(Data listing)
**********

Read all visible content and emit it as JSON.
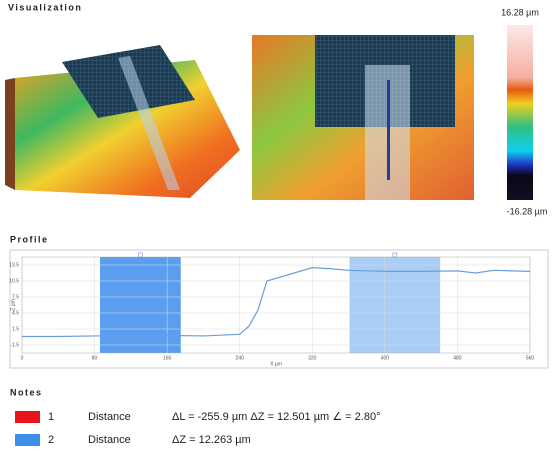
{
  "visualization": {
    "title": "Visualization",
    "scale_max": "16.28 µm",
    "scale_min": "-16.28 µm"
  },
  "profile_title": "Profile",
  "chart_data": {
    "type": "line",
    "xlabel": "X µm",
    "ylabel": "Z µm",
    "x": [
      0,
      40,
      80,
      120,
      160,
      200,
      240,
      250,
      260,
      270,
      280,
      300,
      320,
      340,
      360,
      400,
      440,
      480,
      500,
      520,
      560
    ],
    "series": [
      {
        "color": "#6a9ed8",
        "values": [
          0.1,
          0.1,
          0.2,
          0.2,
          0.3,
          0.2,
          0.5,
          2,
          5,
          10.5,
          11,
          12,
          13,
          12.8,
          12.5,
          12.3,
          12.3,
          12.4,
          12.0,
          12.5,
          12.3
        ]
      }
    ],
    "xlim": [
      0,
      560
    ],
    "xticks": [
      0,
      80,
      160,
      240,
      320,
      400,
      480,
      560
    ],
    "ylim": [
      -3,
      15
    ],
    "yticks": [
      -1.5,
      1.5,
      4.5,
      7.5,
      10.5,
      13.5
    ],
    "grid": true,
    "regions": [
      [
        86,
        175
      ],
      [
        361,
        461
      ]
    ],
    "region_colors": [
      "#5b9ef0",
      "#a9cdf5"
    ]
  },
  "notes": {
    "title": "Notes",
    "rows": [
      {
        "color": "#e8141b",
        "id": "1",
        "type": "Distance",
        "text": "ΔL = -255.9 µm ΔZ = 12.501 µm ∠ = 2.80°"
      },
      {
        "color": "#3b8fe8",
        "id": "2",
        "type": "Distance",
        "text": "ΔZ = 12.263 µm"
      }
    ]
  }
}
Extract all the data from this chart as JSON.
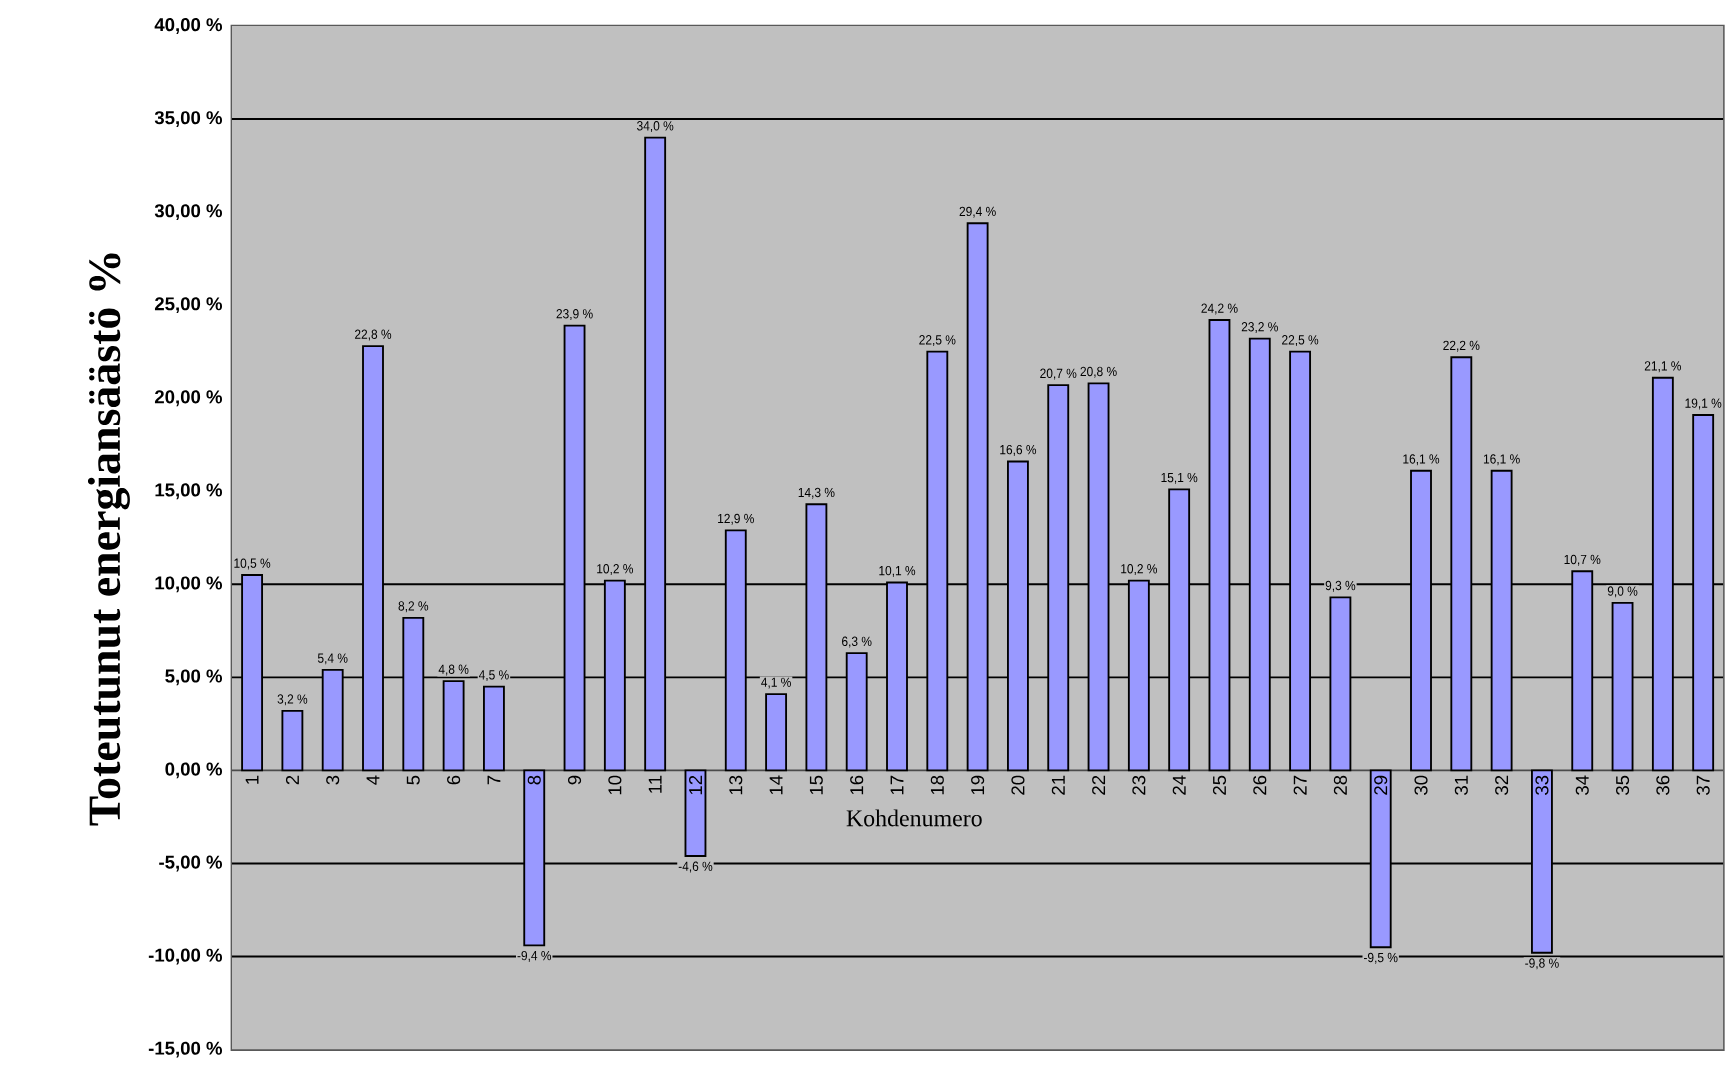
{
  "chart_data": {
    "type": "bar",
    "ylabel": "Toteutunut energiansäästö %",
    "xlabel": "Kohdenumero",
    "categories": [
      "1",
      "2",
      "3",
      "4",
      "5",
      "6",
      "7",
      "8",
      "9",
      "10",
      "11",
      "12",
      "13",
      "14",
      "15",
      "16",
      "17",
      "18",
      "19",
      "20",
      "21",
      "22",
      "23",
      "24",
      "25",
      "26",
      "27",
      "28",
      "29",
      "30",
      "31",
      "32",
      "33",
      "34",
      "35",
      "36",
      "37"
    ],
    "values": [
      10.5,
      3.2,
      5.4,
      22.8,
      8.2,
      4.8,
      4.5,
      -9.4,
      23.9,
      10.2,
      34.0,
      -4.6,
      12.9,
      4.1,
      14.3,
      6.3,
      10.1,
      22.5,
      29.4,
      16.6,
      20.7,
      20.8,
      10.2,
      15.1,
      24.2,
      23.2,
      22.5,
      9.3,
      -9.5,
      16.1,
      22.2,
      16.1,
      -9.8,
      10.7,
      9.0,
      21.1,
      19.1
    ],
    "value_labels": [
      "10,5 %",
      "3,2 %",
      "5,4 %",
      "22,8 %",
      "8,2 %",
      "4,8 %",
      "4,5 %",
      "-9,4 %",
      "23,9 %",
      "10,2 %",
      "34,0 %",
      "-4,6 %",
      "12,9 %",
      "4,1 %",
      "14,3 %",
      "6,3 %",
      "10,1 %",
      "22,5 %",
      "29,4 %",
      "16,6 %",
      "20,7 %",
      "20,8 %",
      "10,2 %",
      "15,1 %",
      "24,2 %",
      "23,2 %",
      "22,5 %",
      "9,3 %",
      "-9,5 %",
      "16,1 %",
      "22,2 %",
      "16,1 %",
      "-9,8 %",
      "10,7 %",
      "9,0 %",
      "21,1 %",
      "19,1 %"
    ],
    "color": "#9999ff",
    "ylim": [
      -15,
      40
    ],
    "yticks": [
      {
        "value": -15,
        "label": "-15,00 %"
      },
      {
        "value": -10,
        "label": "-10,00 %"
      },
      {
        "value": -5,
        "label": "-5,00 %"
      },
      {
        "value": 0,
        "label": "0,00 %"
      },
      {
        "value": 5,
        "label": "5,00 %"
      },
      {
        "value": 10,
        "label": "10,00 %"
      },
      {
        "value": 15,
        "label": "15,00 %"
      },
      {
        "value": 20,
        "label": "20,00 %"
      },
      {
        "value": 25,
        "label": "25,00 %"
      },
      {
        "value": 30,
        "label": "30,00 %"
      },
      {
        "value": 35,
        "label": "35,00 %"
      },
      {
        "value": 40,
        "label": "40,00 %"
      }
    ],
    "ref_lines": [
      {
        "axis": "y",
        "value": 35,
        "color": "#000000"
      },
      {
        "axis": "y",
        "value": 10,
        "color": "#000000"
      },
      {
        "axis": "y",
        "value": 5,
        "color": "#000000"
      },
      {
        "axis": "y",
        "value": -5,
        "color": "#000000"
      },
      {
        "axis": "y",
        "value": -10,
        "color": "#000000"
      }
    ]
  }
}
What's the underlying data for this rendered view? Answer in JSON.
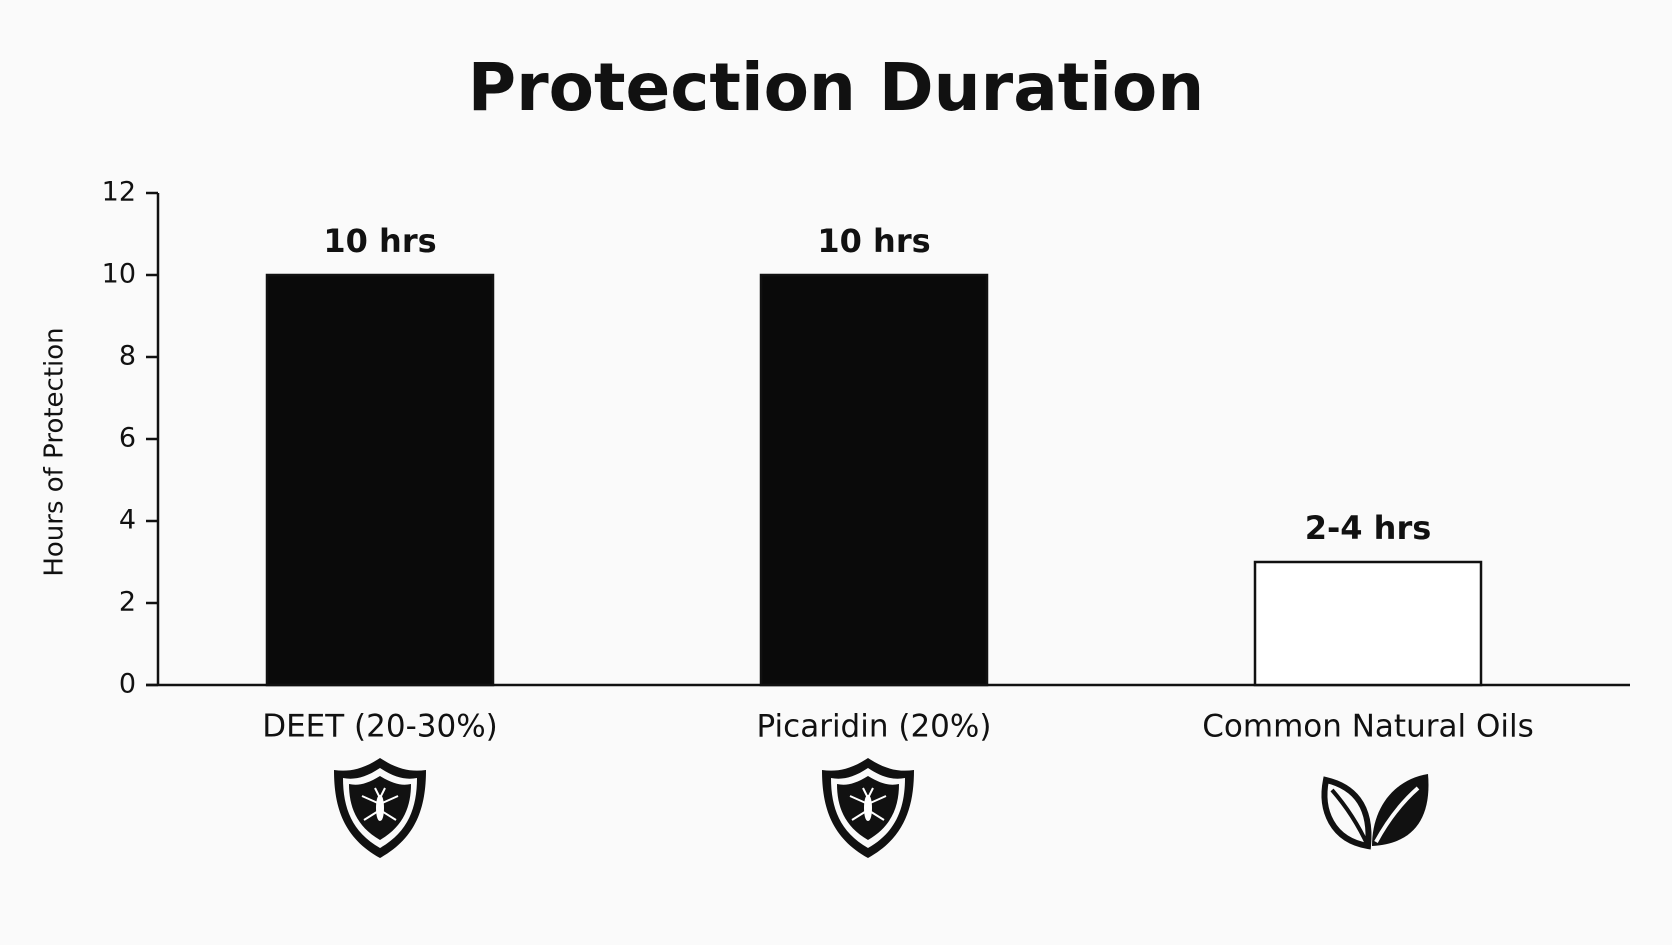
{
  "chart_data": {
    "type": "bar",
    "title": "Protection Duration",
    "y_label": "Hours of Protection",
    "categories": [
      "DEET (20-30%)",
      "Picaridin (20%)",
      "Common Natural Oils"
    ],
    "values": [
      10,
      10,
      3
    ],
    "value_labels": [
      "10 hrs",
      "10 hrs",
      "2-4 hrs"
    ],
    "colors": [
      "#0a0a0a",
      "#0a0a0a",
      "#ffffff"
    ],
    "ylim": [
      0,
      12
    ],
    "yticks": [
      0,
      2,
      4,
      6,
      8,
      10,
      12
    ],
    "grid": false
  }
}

**********

In the records above, locate each line with the word "ylabel". Copy all such lines.

▶ **TASK RESULT**
    "ylabel": "Z µm",
    "ylabel": "Toteutunut energiansäästö %",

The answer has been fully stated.